_EXERCISE_
Set the data down again, exactly as it reads, but without the pictures.

_RECORD LIST_
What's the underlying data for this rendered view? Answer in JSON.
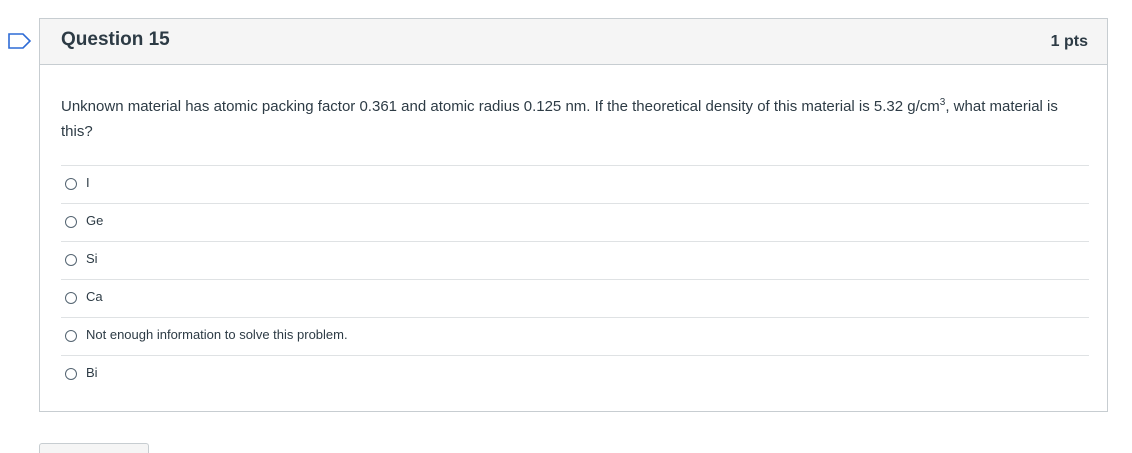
{
  "question": {
    "title": "Question 15",
    "points": "1 pts",
    "text_main": "Unknown material has atomic packing factor 0.361 and atomic radius 0.125 nm. If the theoretical density of this material is 5.32 g/cm",
    "text_sup": "3",
    "text_tail": ", what material is this?",
    "flag_icon": "flag-outline-icon",
    "answers": [
      {
        "label": "I"
      },
      {
        "label": "Ge"
      },
      {
        "label": "Si"
      },
      {
        "label": "Ca"
      },
      {
        "label": "Not enough information to solve this problem."
      },
      {
        "label": "Bi"
      }
    ]
  }
}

_COMPLETED TASK_
What's the underlying data for this rendered view? Answer in JSON.
{
  "question": {
    "title": "Question 15",
    "points": "1 pts",
    "text_main": "Unknown material has atomic packing factor 0.361 and atomic radius 0.125 nm. If the theoretical density of this material is 5.32 g/cm",
    "text_sup": "3",
    "text_tail": ", what material is this?",
    "flag_icon": "flag-outline-icon",
    "answers": [
      {
        "label": "I"
      },
      {
        "label": "Ge"
      },
      {
        "label": "Si"
      },
      {
        "label": "Ca"
      },
      {
        "label": "Not enough information to solve this problem."
      },
      {
        "label": "Bi"
      }
    ]
  }
}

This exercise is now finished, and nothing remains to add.